*GIVEN TASK*.
Please extract every line of the listing below character for character, leaving out the pictures.

*Records from a data source*.
::::

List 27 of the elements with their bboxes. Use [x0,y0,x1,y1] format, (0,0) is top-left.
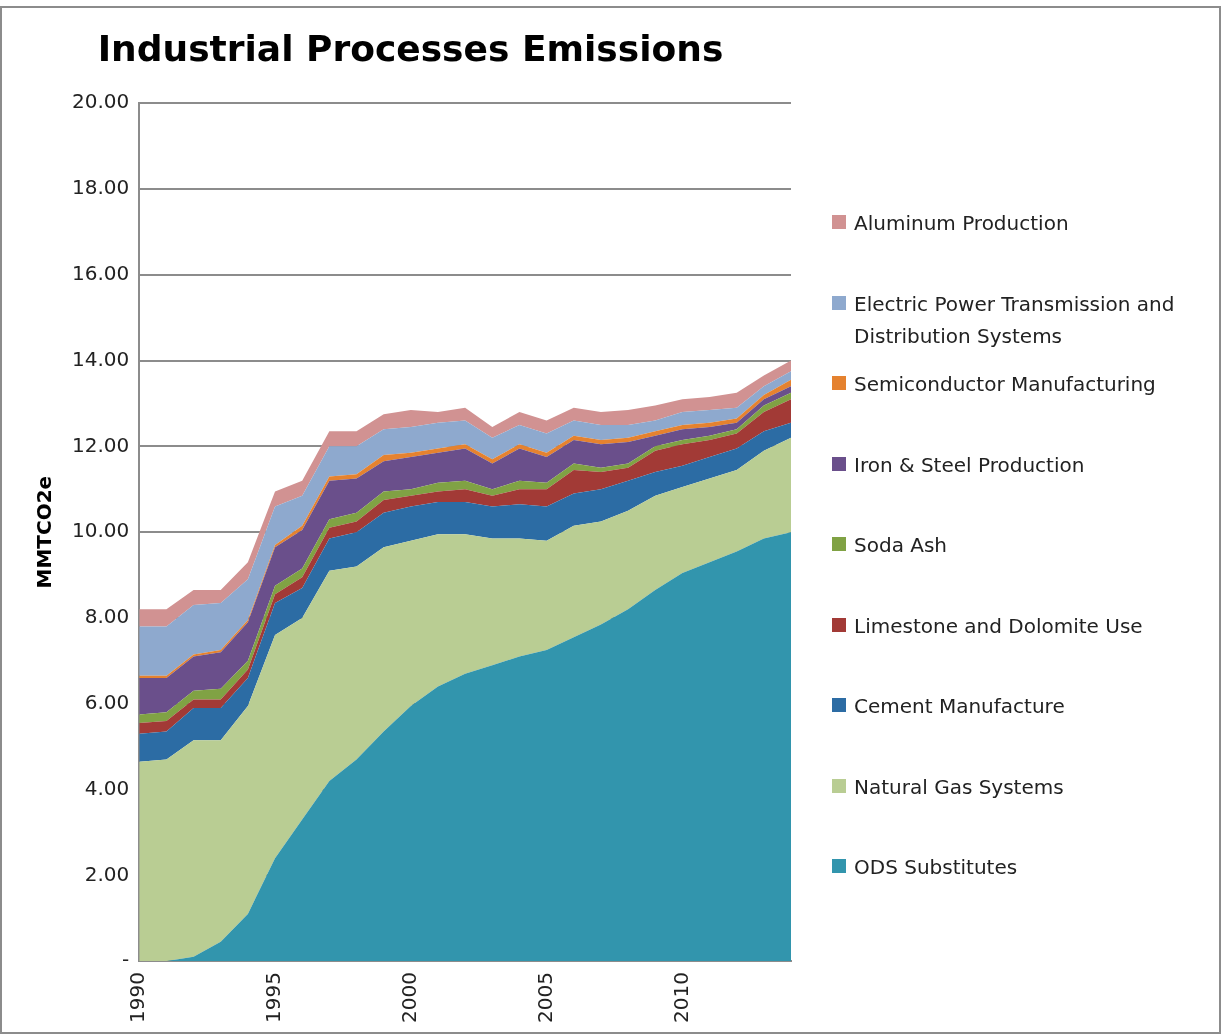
y-tick-label: 18.00 [71,175,130,200]
y-tick-label: 10.00 [71,518,130,543]
y-tick-label: 12.00 [71,432,130,457]
legend-label: ODS Substitutes [854,854,1018,881]
x-tick-label: 2010 [668,972,693,1024]
x-tick-label: 2000 [397,972,422,1024]
legend-label: Cement Manufacture [854,693,1065,720]
x-tick-label: 2005 [532,972,557,1024]
y-tick-label: 14.00 [71,346,130,371]
chart-title: Industrial Processes Emissions [97,27,724,69]
y-tick-label: 2.00 [84,861,130,886]
y-tick-label: 4.00 [84,775,130,800]
y-tick-label: 20.00 [71,89,130,114]
y-tick-label: 16.00 [71,260,130,285]
legend-label: Iron & Steel Production [854,451,1085,479]
y-tick-label: - [122,947,130,972]
y-tick-label: 6.00 [84,689,130,714]
legend-label: Electric Power Transmission and Distribution Systems [854,290,1176,350]
legend-label: Soda Ash [854,532,948,559]
y-axis-title: MMTCO2e [32,475,57,589]
y-tick-label: 8.00 [84,604,130,629]
legend-label: Aluminum Production [854,210,1069,237]
x-tick-label: 1995 [261,972,286,1024]
legend-label: Limestone and Dolomite Use [854,612,1143,640]
x-tick-label: 1990 [125,972,150,1024]
legend-label: Semiconductor Manufacturing [854,371,1156,398]
legend-label: Natural Gas Systems [854,773,1064,801]
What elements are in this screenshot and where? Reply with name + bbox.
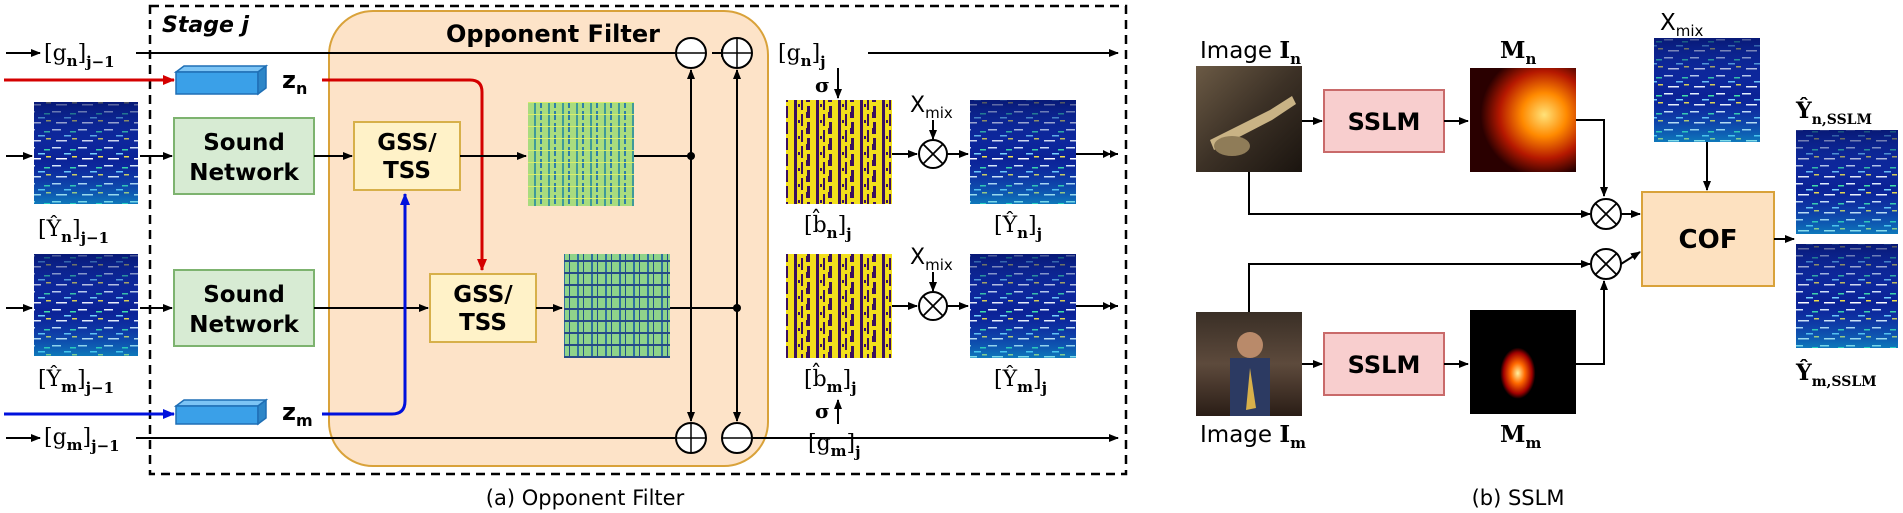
stage-label: Stage j: [162, 13, 250, 38]
y-m-in-label: [Ŷm]j−1: [38, 365, 114, 397]
y-m-sslm-label: Ŷm,SSLM: [1795, 359, 1877, 390]
svg-text:COF: COF: [1679, 225, 1738, 255]
image-n-label: Image In: [1200, 37, 1301, 68]
image-m-label: Image Im: [1200, 421, 1306, 452]
svg-text:GSS/: GSS/: [377, 130, 437, 156]
y-m-input-spectrogram: [34, 254, 138, 356]
z-n-label: zn: [282, 66, 307, 98]
y-m-output-spectrogram: [970, 254, 1076, 358]
sound-network-n: [173, 117, 315, 195]
b-m-label: [b̂m]j: [804, 363, 857, 397]
z-m-label: zm: [282, 398, 313, 430]
z-n-block-top: [173, 65, 269, 73]
image-n-photo: [1196, 66, 1302, 172]
gss-tss-m: [429, 273, 537, 343]
y-m-out-label: [Ŷm]j: [994, 365, 1047, 397]
image-m-skip: [1248, 260, 1591, 312]
mask-b-m: [786, 254, 892, 358]
y-n-sslm-label: Ŷn,SSLM: [1795, 97, 1872, 128]
svg-text:Sound: Sound: [203, 282, 285, 308]
sigma-top: σ: [815, 73, 830, 97]
m-n-label: Mn: [1500, 37, 1536, 68]
y-n-in-label: [Ŷn]j−1: [38, 215, 109, 247]
y-m-sslm-spectrogram: [1796, 244, 1898, 348]
m-m-label: Mm: [1500, 421, 1541, 452]
z-n-block: [175, 71, 259, 95]
x-mix-label-n: Xmix: [910, 93, 953, 122]
stage-j-box: [148, 4, 1128, 476]
svg-text:Network: Network: [189, 312, 299, 338]
sslm-block-m: [1323, 332, 1445, 396]
z-m-block: [175, 405, 259, 425]
mask-b-n: [786, 100, 892, 204]
svg-text:SSLM: SSLM: [1348, 108, 1421, 136]
b-n-label: [b̂n]j: [804, 209, 852, 243]
opponent-filter-title: Opponent Filter: [446, 20, 660, 48]
svg-text:GSS/: GSS/: [453, 282, 513, 308]
svg-text:Sound: Sound: [203, 130, 285, 156]
part-a-opponent-filter: Stage j Opponent Filter [gn]j−1 [gn]j zn: [4, 4, 1128, 510]
y-n-sslm-spectrogram: [1796, 130, 1898, 234]
x-mix-label-m: Xmix: [910, 245, 953, 274]
gss-output-n: [528, 102, 634, 206]
svg-text:SSLM: SSLM: [1348, 351, 1421, 379]
cof-block: [1641, 191, 1775, 287]
sigma-bottom: σ: [815, 399, 830, 423]
blue-path-z-m: [322, 193, 410, 416]
g-m-in-label: [gm]j−1: [44, 425, 120, 455]
g-m-out-label: [gm]j: [808, 431, 861, 461]
caption-a: (a) Opponent Filter: [486, 486, 685, 510]
y-n-out-label: [Ŷn]j: [994, 211, 1042, 243]
svg-text:TSS: TSS: [459, 310, 507, 336]
x-mix-label-b: Xmix: [1660, 10, 1704, 40]
image-m-photo: [1196, 312, 1302, 416]
y-n-output-spectrogram: [970, 100, 1076, 204]
svg-text:Network: Network: [189, 160, 299, 186]
x-mix-spectrogram: [1654, 38, 1760, 142]
image-n-skip: [1248, 172, 1591, 218]
g-n-in-label: [gn]j−1: [44, 41, 115, 71]
caption-b: (b) SSLM: [1472, 486, 1565, 510]
gss-output-m: [564, 254, 670, 358]
map-m-n: [1470, 68, 1576, 172]
g-n-out-label: [gn]j: [778, 41, 826, 71]
part-b-sslm: Image In SSLM Mn Image Im S: [1196, 10, 1898, 510]
svg-text:TSS: TSS: [383, 158, 431, 184]
gss-tss-n: [353, 121, 461, 191]
y-n-input-spectrogram: [34, 102, 138, 204]
sslm-block-n: [1323, 89, 1445, 153]
red-path-z-n: [322, 78, 487, 271]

::::

*WRITTEN REPLY*.
List 27 of the elements with their bboxes. Use [x0,y0,x1,y1] format, (0,0) is top-left.
y-tick-label: 18.00 [71,175,130,200]
y-tick-label: 10.00 [71,518,130,543]
y-tick-label: 12.00 [71,432,130,457]
legend-label: ODS Substitutes [854,854,1018,881]
x-tick-label: 2010 [668,972,693,1024]
x-tick-label: 2000 [397,972,422,1024]
legend-label: Cement Manufacture [854,693,1065,720]
x-tick-label: 2005 [532,972,557,1024]
y-tick-label: 14.00 [71,346,130,371]
chart-title: Industrial Processes Emissions [97,27,724,69]
y-tick-label: 2.00 [84,861,130,886]
y-tick-label: 4.00 [84,775,130,800]
y-tick-label: 20.00 [71,89,130,114]
y-tick-label: 16.00 [71,260,130,285]
legend-label: Iron & Steel Production [854,451,1085,479]
y-tick-label: - [122,947,130,972]
y-tick-label: 6.00 [84,689,130,714]
legend-label: Electric Power Transmission and Distribution Systems [854,290,1176,350]
legend-label: Soda Ash [854,532,948,559]
y-axis-title: MMTCO2e [32,475,57,589]
y-tick-label: 8.00 [84,604,130,629]
legend-label: Aluminum Production [854,210,1069,237]
x-tick-label: 1995 [261,972,286,1024]
legend-label: Limestone and Dolomite Use [854,612,1143,640]
x-tick-label: 1990 [125,972,150,1024]
legend-label: Semiconductor Manufacturing [854,371,1156,398]
legend-label: Natural Gas Systems [854,773,1064,801]
What elements are in this screenshot and where? Reply with name + bbox.
stage-label: Stage j: [162, 13, 250, 38]
y-m-in-label: [Ŷm]j−1: [38, 365, 114, 397]
y-m-sslm-label: Ŷm,SSLM: [1795, 359, 1877, 390]
svg-text:COF: COF: [1679, 225, 1738, 255]
image-n-label: Image In: [1200, 37, 1301, 68]
image-m-label: Image Im: [1200, 421, 1306, 452]
svg-text:GSS/: GSS/: [377, 130, 437, 156]
y-m-input-spectrogram: [34, 254, 138, 356]
z-n-label: zn: [282, 66, 307, 98]
y-m-output-spectrogram: [970, 254, 1076, 358]
sound-network-n: [173, 117, 315, 195]
b-m-label: [b̂m]j: [804, 363, 857, 397]
z-m-label: zm: [282, 398, 313, 430]
z-n-block-top: [173, 65, 269, 73]
image-n-photo: [1196, 66, 1302, 172]
gss-tss-m: [429, 273, 537, 343]
y-m-out-label: [Ŷm]j: [994, 365, 1047, 397]
image-m-skip: [1248, 260, 1591, 312]
mask-b-m: [786, 254, 892, 358]
y-n-sslm-label: Ŷn,SSLM: [1795, 97, 1872, 128]
svg-text:Sound: Sound: [203, 282, 285, 308]
sigma-top: σ: [815, 73, 830, 97]
m-n-label: Mn: [1500, 37, 1536, 68]
y-n-in-label: [Ŷn]j−1: [38, 215, 109, 247]
y-m-sslm-spectrogram: [1796, 244, 1898, 348]
m-m-label: Mm: [1500, 421, 1541, 452]
z-n-block: [175, 71, 259, 95]
x-mix-label-n: Xmix: [910, 93, 953, 122]
stage-j-box: [148, 4, 1128, 476]
svg-text:Network: Network: [189, 312, 299, 338]
sslm-block-m: [1323, 332, 1445, 396]
z-m-block: [175, 405, 259, 425]
mask-b-n: [786, 100, 892, 204]
svg-text:SSLM: SSLM: [1348, 108, 1421, 136]
b-n-label: [b̂n]j: [804, 209, 852, 243]
opponent-filter-title: Opponent Filter: [446, 20, 660, 48]
svg-text:GSS/: GSS/: [453, 282, 513, 308]
svg-text:Sound: Sound: [203, 130, 285, 156]
part-a-opponent-filter: Stage j Opponent Filter [gn]j−1 [gn]j zn: [4, 4, 1128, 510]
y-n-sslm-spectrogram: [1796, 130, 1898, 234]
x-mix-label-m: Xmix: [910, 245, 953, 274]
gss-output-n: [528, 102, 634, 206]
svg-text:SSLM: SSLM: [1348, 351, 1421, 379]
cof-block: [1641, 191, 1775, 287]
sigma-bottom: σ: [815, 399, 830, 423]
blue-path-z-m: [322, 193, 410, 416]
g-m-in-label: [gm]j−1: [44, 425, 120, 455]
g-m-out-label: [gm]j: [808, 431, 861, 461]
caption-a: (a) Opponent Filter: [486, 486, 685, 510]
y-n-out-label: [Ŷn]j: [994, 211, 1042, 243]
svg-text:TSS: TSS: [459, 310, 507, 336]
x-mix-label-b: Xmix: [1660, 10, 1704, 40]
image-m-photo: [1196, 312, 1302, 416]
y-n-output-spectrogram: [970, 100, 1076, 204]
svg-text:Network: Network: [189, 160, 299, 186]
x-mix-spectrogram: [1654, 38, 1760, 142]
image-n-skip: [1248, 172, 1591, 218]
g-n-in-label: [gn]j−1: [44, 41, 115, 71]
caption-b: (b) SSLM: [1472, 486, 1565, 510]
gss-output-m: [564, 254, 670, 358]
map-m-n: [1470, 68, 1576, 172]
g-n-out-label: [gn]j: [778, 41, 826, 71]
part-b-sslm: Image In SSLM Mn Image Im S: [1196, 10, 1898, 510]
svg-text:TSS: TSS: [383, 158, 431, 184]
gss-tss-n: [353, 121, 461, 191]
y-n-input-spectrogram: [34, 102, 138, 204]
sslm-block-n: [1323, 89, 1445, 153]
red-path-z-n: [322, 78, 487, 271]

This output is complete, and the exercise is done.